> [Goal of the exercise]
For this exercise, repeat all of the material verbatim apart from its images.

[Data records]
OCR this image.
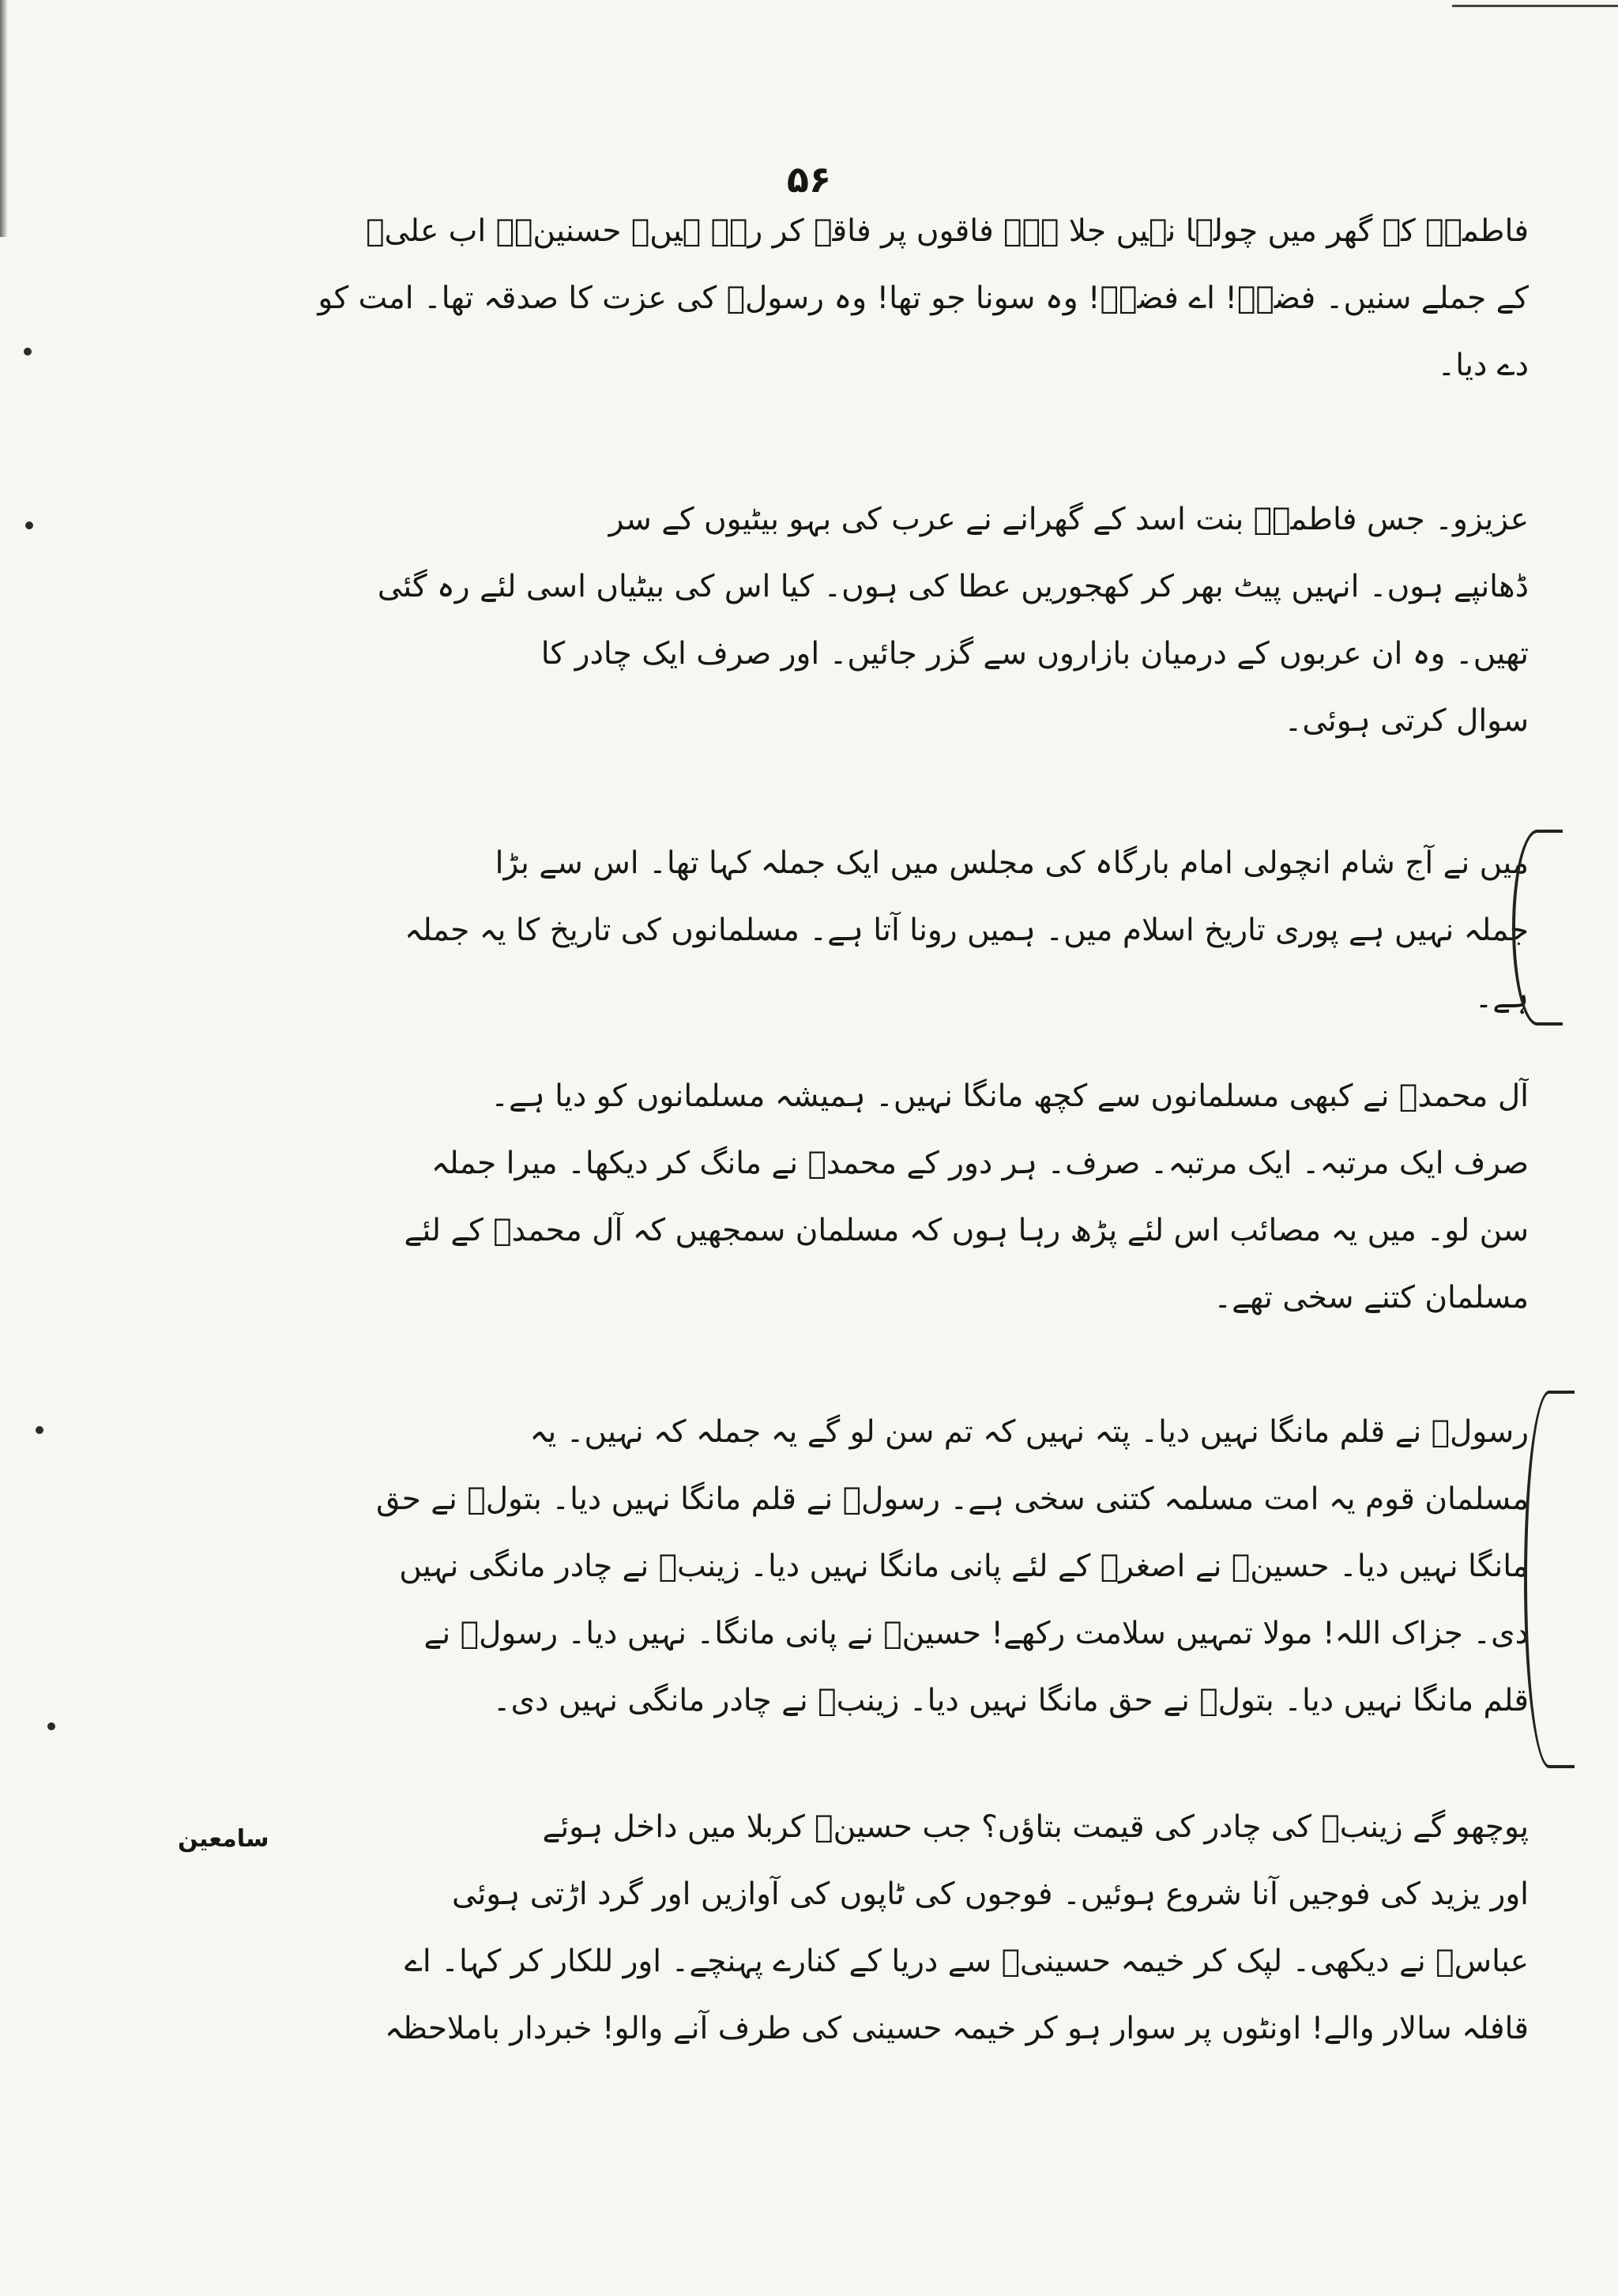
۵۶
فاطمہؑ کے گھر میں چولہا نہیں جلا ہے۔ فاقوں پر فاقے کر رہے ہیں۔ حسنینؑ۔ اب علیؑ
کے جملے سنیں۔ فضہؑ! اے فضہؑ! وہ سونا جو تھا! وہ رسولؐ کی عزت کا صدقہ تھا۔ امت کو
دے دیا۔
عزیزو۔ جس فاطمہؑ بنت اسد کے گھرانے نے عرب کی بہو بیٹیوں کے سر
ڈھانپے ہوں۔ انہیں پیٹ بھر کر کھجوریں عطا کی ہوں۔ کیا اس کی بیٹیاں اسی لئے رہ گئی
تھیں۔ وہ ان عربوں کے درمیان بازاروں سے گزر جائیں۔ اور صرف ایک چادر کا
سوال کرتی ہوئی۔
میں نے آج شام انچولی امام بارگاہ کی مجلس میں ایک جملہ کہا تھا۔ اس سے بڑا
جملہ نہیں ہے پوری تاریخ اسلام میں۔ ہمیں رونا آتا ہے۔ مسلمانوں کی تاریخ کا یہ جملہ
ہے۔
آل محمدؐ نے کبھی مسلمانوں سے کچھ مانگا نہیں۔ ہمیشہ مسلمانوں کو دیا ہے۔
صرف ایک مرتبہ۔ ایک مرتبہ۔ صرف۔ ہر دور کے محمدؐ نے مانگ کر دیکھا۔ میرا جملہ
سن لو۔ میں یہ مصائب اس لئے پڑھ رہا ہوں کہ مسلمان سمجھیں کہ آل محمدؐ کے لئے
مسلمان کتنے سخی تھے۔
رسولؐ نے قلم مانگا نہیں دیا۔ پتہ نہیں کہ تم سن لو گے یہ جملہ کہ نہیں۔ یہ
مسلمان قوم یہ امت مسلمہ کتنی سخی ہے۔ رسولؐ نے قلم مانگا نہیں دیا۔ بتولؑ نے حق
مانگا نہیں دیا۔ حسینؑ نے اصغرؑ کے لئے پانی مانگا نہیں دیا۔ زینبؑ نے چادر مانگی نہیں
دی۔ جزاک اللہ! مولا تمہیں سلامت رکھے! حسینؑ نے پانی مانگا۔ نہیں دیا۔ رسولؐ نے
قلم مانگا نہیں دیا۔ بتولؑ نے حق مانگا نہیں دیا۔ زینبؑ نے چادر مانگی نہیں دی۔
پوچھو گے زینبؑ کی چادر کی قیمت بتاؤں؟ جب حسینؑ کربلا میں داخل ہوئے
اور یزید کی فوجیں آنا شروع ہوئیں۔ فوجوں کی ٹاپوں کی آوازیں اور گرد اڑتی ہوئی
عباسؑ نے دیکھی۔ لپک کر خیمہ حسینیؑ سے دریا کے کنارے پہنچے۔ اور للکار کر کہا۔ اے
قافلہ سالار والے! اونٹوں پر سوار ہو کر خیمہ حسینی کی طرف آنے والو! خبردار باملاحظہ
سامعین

> [Written response]
OCR this image.
۵۶
فاطمہؑ کے گھر میں چولہا نہیں جلا ہے۔ فاقوں پر فاقے کر رہے ہیں۔ حسنینؑ۔ اب علیؑ
کے جملے سنیں۔ فضہؑ! اے فضہؑ! وہ سونا جو تھا! وہ رسولؐ کی عزت کا صدقہ تھا۔ امت کو
دے دیا۔
عزیزو۔ جس فاطمہؑ بنت اسد کے گھرانے نے عرب کی بہو بیٹیوں کے سر
ڈھانپے ہوں۔ انہیں پیٹ بھر کر کھجوریں عطا کی ہوں۔ کیا اس کی بیٹیاں اسی لئے رہ گئی
تھیں۔ وہ ان عربوں کے درمیان بازاروں سے گزر جائیں۔ اور صرف ایک چادر کا
سوال کرتی ہوئی۔
میں نے آج شام انچولی امام بارگاہ کی مجلس میں ایک جملہ کہا تھا۔ اس سے بڑا
جملہ نہیں ہے پوری تاریخ اسلام میں۔ ہمیں رونا آتا ہے۔ مسلمانوں کی تاریخ کا یہ جملہ
ہے۔
آل محمدؐ نے کبھی مسلمانوں سے کچھ مانگا نہیں۔ ہمیشہ مسلمانوں کو دیا ہے۔
صرف ایک مرتبہ۔ ایک مرتبہ۔ صرف۔ ہر دور کے محمدؐ نے مانگ کر دیکھا۔ میرا جملہ
سن لو۔ میں یہ مصائب اس لئے پڑھ رہا ہوں کہ مسلمان سمجھیں کہ آل محمدؐ کے لئے
مسلمان کتنے سخی تھے۔
رسولؐ نے قلم مانگا نہیں دیا۔ پتہ نہیں کہ تم سن لو گے یہ جملہ کہ نہیں۔ یہ
مسلمان قوم یہ امت مسلمہ کتنی سخی ہے۔ رسولؐ نے قلم مانگا نہیں دیا۔ بتولؑ نے حق
مانگا نہیں دیا۔ حسینؑ نے اصغرؑ کے لئے پانی مانگا نہیں دیا۔ زینبؑ نے چادر مانگی نہیں
دی۔ جزاک اللہ! مولا تمہیں سلامت رکھے! حسینؑ نے پانی مانگا۔ نہیں دیا۔ رسولؐ نے
قلم مانگا نہیں دیا۔ بتولؑ نے حق مانگا نہیں دیا۔ زینبؑ نے چادر مانگی نہیں دی۔
پوچھو گے زینبؑ کی چادر کی قیمت بتاؤں؟ جب حسینؑ کربلا میں داخل ہوئے
اور یزید کی فوجیں آنا شروع ہوئیں۔ فوجوں کی ٹاپوں کی آوازیں اور گرد اڑتی ہوئی
عباسؑ نے دیکھی۔ لپک کر خیمہ حسینیؑ سے دریا کے کنارے پہنچے۔ اور للکار کر کہا۔ اے
قافلہ سالار والے! اونٹوں پر سوار ہو کر خیمہ حسینی کی طرف آنے والو! خبردار باملاحظہ
سامعین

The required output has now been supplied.